Task objective
Below is a block of records: output all of them exactly and leave out the pictures.

Records for processing
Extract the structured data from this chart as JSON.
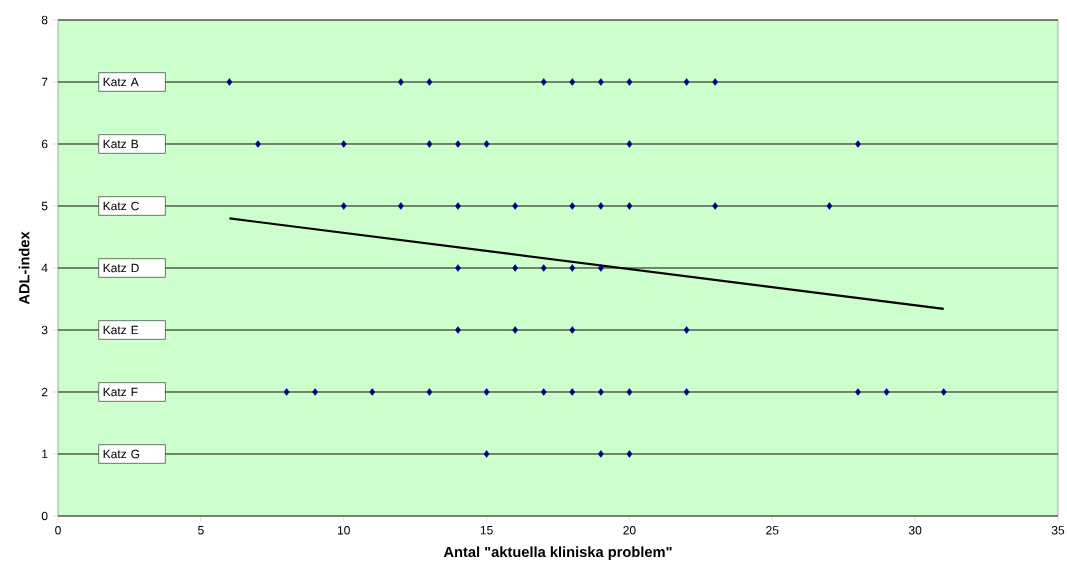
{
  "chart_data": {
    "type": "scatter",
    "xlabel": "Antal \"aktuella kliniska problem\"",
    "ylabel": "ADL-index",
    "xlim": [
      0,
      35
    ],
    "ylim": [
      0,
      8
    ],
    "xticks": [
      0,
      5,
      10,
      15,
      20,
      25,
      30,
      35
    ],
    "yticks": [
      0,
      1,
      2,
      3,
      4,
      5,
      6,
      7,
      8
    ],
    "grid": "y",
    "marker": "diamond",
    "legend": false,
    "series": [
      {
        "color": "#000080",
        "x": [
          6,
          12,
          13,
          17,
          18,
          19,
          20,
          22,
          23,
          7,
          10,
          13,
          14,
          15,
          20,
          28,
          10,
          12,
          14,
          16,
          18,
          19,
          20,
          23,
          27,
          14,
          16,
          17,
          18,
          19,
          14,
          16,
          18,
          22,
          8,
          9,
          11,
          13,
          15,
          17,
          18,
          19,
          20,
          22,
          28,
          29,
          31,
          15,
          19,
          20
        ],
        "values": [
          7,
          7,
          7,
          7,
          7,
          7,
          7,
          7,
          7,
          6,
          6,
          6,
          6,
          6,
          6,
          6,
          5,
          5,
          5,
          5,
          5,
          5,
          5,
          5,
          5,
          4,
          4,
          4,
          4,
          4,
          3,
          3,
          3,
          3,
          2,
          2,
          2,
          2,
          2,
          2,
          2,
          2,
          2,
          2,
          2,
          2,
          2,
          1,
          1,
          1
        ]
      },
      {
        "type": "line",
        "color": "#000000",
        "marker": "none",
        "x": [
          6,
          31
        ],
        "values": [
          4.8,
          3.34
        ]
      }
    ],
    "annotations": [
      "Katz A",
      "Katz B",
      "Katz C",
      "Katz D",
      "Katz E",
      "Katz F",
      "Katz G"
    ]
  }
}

Solution for this problem
Extract the structured data from this chart as JSON.
{
  "chart_data": {
    "type": "scatter",
    "xlabel": "Antal \"aktuella kliniska problem\"",
    "ylabel": "ADL-index",
    "xlim": [
      0,
      35
    ],
    "ylim": [
      0,
      8
    ],
    "xticks": [
      0,
      5,
      10,
      15,
      20,
      25,
      30,
      35
    ],
    "yticks": [
      0,
      1,
      2,
      3,
      4,
      5,
      6,
      7,
      8
    ],
    "grid": "y",
    "marker": "diamond",
    "legend": false,
    "series": [
      {
        "color": "#000080",
        "x": [
          6,
          12,
          13,
          17,
          18,
          19,
          20,
          22,
          23,
          7,
          10,
          13,
          14,
          15,
          20,
          28,
          10,
          12,
          14,
          16,
          18,
          19,
          20,
          23,
          27,
          14,
          16,
          17,
          18,
          19,
          14,
          16,
          18,
          22,
          8,
          9,
          11,
          13,
          15,
          17,
          18,
          19,
          20,
          22,
          28,
          29,
          31,
          15,
          19,
          20
        ],
        "values": [
          7,
          7,
          7,
          7,
          7,
          7,
          7,
          7,
          7,
          6,
          6,
          6,
          6,
          6,
          6,
          6,
          5,
          5,
          5,
          5,
          5,
          5,
          5,
          5,
          5,
          4,
          4,
          4,
          4,
          4,
          3,
          3,
          3,
          3,
          2,
          2,
          2,
          2,
          2,
          2,
          2,
          2,
          2,
          2,
          2,
          2,
          2,
          1,
          1,
          1
        ]
      },
      {
        "type": "line",
        "color": "#000000",
        "marker": "none",
        "x": [
          6,
          31
        ],
        "values": [
          4.8,
          3.34
        ]
      }
    ],
    "annotations": [
      "Katz A",
      "Katz B",
      "Katz C",
      "Katz D",
      "Katz E",
      "Katz F",
      "Katz G"
    ]
  }
}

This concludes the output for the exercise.